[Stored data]
_ _ _ _ _
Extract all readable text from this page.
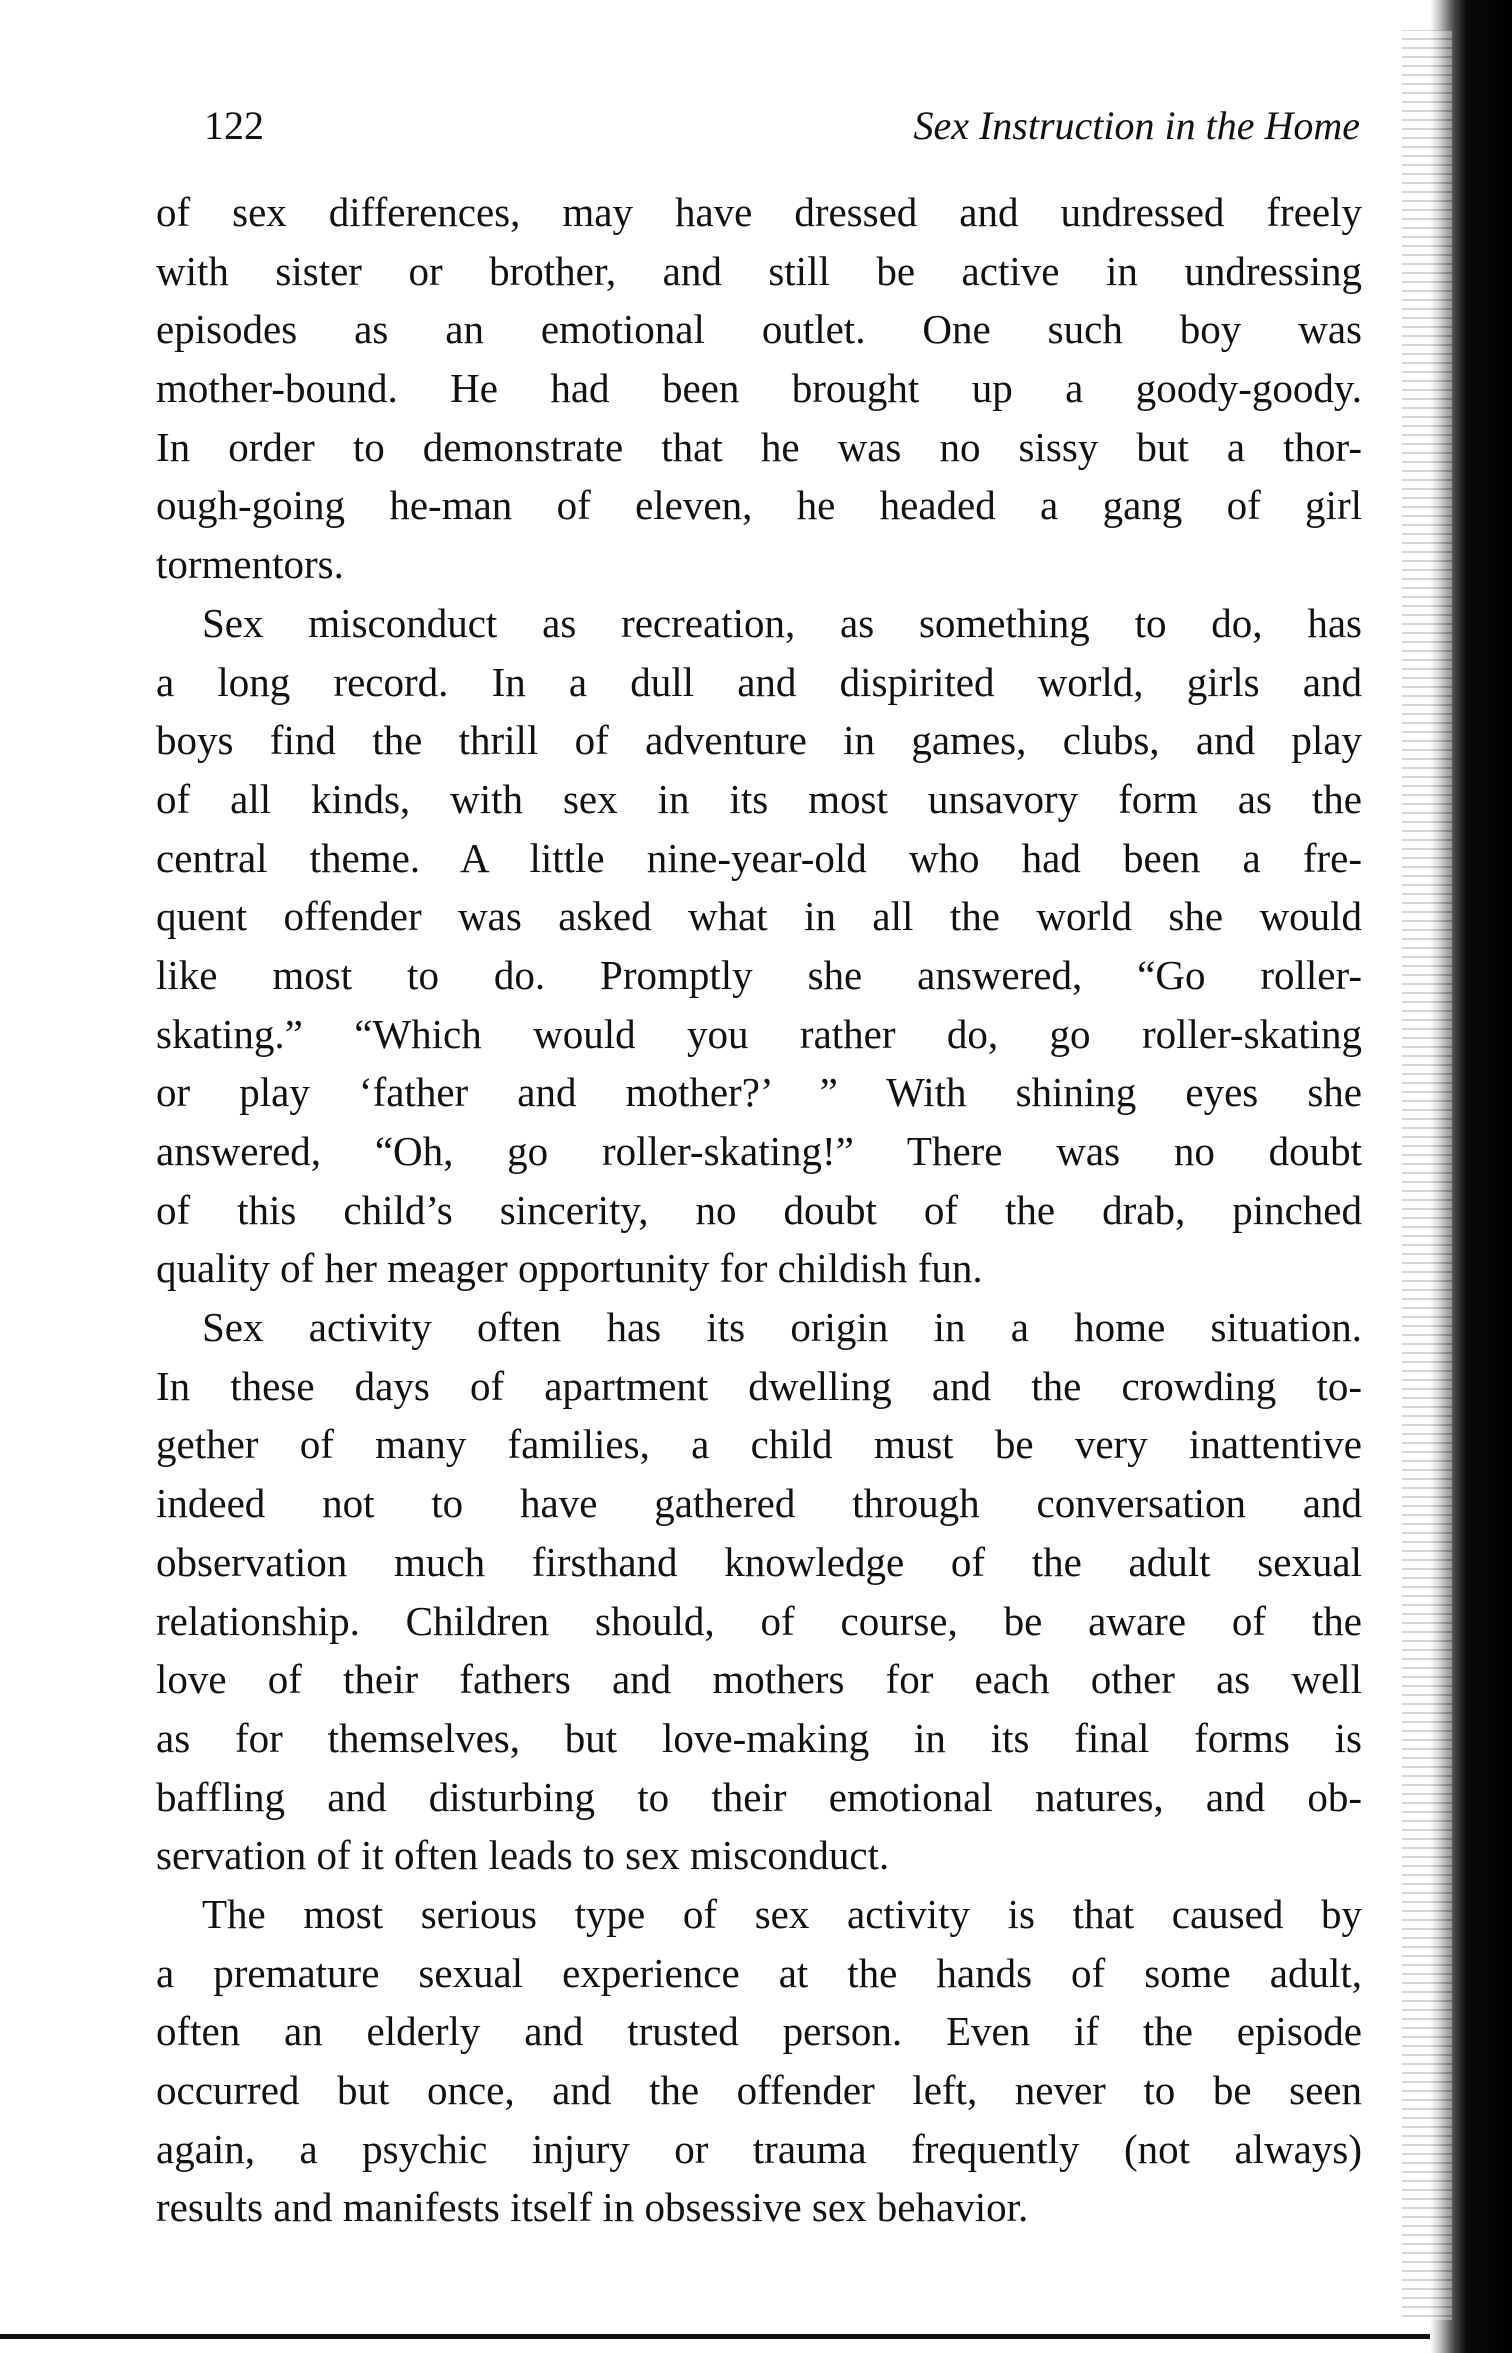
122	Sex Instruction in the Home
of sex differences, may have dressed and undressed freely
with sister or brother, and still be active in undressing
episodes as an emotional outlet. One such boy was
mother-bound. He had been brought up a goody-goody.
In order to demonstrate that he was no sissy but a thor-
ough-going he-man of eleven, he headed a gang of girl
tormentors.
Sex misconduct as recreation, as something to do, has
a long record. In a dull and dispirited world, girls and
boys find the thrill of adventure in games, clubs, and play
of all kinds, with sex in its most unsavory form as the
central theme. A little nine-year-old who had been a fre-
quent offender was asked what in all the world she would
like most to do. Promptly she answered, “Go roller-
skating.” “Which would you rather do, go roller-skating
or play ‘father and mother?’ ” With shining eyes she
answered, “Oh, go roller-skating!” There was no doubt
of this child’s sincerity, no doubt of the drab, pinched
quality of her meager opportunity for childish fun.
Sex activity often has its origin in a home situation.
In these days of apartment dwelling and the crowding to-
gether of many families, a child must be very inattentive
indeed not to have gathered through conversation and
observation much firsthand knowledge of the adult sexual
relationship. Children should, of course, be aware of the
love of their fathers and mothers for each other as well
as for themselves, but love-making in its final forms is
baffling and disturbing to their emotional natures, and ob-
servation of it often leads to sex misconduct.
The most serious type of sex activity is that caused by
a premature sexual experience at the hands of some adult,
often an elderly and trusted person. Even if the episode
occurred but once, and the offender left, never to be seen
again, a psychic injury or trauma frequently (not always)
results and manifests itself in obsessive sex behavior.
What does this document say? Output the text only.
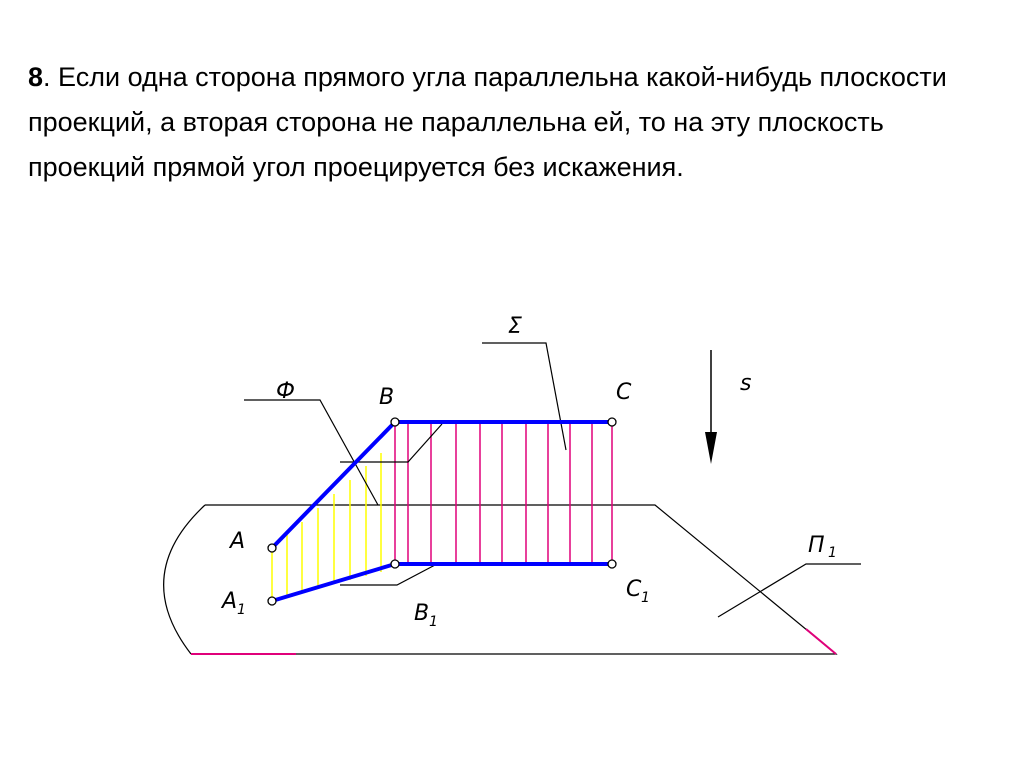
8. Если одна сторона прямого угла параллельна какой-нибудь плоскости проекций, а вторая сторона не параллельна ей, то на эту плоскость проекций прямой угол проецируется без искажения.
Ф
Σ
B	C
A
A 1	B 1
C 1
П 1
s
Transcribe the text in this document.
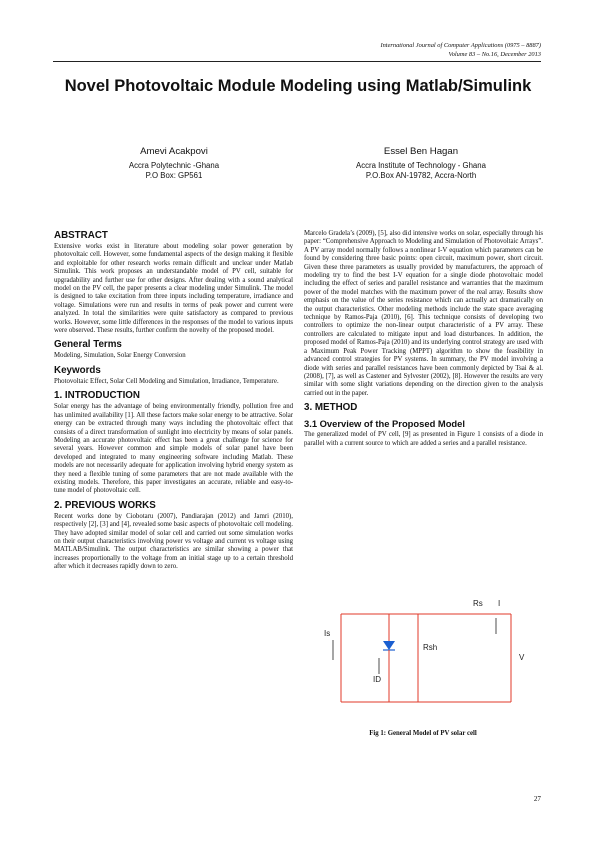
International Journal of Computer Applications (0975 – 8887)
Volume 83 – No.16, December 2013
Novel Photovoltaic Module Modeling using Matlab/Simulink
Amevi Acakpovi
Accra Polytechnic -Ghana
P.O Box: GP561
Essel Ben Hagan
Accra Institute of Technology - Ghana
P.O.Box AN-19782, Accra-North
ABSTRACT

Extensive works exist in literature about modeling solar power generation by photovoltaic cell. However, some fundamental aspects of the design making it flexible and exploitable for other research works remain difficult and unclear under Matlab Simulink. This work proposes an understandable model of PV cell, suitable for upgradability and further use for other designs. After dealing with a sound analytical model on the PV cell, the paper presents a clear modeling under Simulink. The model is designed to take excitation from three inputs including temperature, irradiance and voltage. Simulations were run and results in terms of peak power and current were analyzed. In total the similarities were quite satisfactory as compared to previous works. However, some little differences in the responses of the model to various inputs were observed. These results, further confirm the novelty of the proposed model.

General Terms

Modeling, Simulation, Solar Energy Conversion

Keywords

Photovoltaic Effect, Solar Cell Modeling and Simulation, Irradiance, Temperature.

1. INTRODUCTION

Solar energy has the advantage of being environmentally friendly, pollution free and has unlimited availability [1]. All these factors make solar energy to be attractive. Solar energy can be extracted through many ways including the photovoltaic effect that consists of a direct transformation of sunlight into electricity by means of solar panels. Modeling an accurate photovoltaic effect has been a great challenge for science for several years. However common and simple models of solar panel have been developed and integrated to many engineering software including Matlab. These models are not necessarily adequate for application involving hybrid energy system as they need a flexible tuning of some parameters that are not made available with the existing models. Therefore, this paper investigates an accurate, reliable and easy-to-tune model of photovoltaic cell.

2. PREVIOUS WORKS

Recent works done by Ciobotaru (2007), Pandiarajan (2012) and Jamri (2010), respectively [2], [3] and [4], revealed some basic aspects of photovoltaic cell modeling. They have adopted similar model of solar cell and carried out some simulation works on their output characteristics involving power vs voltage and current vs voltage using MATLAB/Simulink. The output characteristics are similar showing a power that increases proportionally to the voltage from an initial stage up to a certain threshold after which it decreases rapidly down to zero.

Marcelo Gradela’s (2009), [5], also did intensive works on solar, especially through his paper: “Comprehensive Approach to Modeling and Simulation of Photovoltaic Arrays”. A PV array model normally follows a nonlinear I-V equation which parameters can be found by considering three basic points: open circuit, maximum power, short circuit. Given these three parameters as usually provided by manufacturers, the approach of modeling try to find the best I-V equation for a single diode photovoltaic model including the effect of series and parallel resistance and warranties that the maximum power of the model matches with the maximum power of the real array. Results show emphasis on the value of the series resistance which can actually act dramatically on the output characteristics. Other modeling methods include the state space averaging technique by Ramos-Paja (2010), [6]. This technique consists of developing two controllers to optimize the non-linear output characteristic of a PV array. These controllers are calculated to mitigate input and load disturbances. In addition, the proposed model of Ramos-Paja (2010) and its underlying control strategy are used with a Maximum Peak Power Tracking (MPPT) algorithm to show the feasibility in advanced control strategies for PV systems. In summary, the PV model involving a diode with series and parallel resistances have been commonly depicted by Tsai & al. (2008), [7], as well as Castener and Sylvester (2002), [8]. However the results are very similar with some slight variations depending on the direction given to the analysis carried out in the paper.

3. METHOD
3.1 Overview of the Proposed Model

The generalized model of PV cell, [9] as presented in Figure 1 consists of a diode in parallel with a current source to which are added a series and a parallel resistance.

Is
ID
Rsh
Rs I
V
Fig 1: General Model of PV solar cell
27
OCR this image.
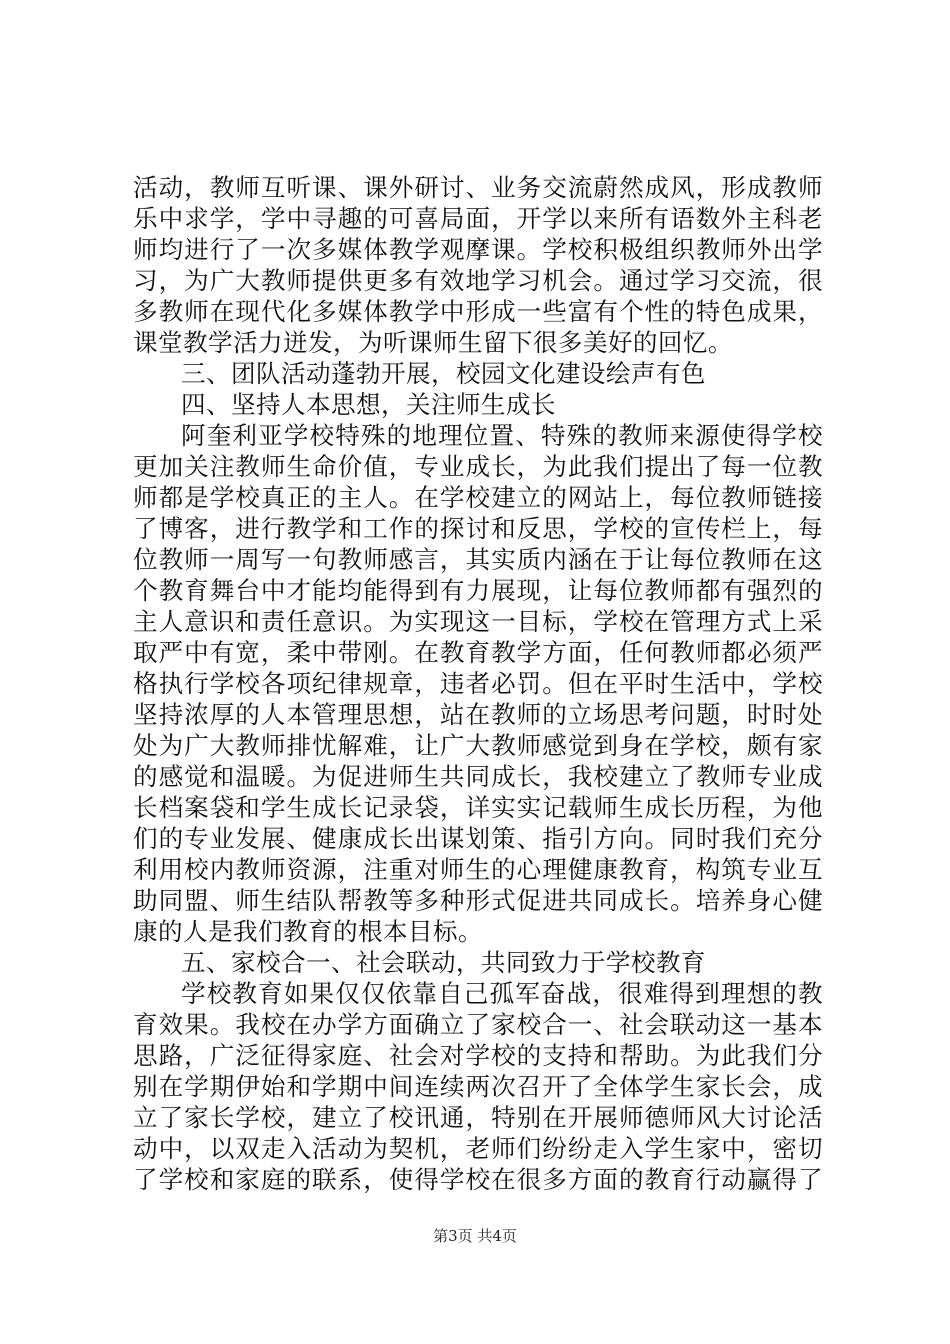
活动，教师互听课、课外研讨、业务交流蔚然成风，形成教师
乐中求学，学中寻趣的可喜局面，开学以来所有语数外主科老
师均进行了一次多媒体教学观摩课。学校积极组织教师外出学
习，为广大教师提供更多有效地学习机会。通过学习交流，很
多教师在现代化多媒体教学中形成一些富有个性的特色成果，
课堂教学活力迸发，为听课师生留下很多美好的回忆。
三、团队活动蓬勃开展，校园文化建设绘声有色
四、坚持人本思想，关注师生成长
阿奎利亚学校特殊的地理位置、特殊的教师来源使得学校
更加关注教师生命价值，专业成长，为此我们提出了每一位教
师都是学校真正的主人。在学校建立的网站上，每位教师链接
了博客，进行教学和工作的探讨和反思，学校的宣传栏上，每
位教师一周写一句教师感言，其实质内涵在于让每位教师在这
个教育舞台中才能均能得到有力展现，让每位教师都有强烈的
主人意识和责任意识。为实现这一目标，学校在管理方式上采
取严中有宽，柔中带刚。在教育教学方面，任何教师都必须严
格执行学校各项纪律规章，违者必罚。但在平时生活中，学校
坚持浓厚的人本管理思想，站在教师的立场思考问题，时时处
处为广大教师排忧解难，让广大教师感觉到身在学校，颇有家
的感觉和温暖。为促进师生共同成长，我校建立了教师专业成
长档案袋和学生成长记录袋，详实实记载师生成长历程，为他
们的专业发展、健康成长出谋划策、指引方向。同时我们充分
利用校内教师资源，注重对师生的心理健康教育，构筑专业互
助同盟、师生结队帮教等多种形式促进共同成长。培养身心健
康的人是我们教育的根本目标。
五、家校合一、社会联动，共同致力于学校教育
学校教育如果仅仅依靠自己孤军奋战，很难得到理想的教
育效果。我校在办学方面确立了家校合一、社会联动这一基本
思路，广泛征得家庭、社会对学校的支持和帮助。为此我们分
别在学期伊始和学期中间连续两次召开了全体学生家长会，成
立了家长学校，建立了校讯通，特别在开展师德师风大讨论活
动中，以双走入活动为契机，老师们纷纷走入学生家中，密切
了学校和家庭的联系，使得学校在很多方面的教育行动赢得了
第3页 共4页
_ _ _ _ _
◆ **WRITTEN REQUEST**
Scan the data for the word "Ghana" and copy every line where it shows up.

◆ **COMPLETED EXERCISE**
Accra Polytechnic -Ghana
Accra Institute of Technology - Ghana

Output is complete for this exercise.